## What is being asked
Copy all lines below exactly as written. Leave pictures out.
-=-=-
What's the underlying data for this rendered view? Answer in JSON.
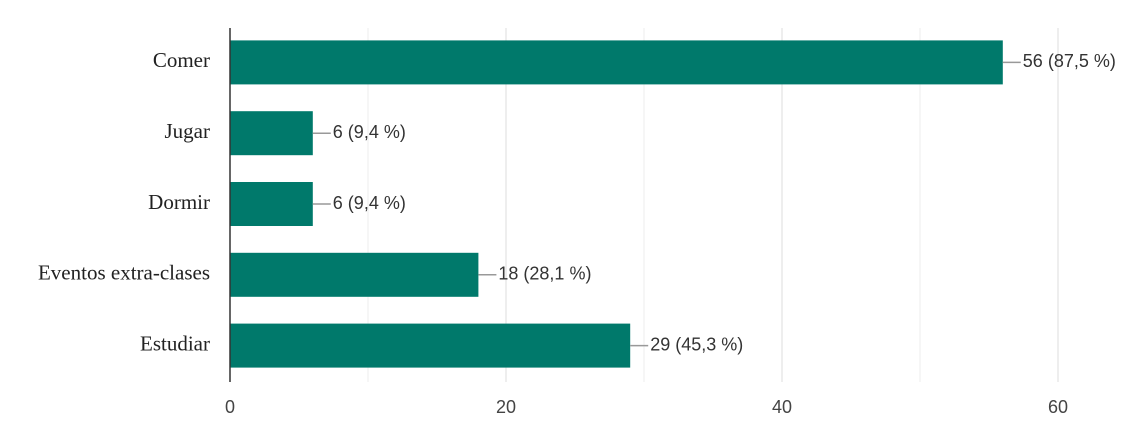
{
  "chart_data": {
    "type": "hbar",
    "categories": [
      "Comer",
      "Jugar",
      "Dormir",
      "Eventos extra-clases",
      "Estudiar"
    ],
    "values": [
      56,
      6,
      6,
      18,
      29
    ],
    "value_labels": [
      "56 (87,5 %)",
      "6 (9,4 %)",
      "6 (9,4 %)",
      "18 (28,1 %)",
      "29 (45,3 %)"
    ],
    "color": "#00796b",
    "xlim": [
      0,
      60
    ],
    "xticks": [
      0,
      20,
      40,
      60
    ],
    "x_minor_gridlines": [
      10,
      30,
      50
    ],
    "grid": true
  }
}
-=-=-
## Result
What's the underlying data for this rendered view? Answer in JSON.
{
  "chart_data": {
    "type": "hbar",
    "categories": [
      "Comer",
      "Jugar",
      "Dormir",
      "Eventos extra-clases",
      "Estudiar"
    ],
    "values": [
      56,
      6,
      6,
      18,
      29
    ],
    "value_labels": [
      "56 (87,5 %)",
      "6 (9,4 %)",
      "6 (9,4 %)",
      "18 (28,1 %)",
      "29 (45,3 %)"
    ],
    "color": "#00796b",
    "xlim": [
      0,
      60
    ],
    "xticks": [
      0,
      20,
      40,
      60
    ],
    "x_minor_gridlines": [
      10,
      30,
      50
    ],
    "grid": true
  }
}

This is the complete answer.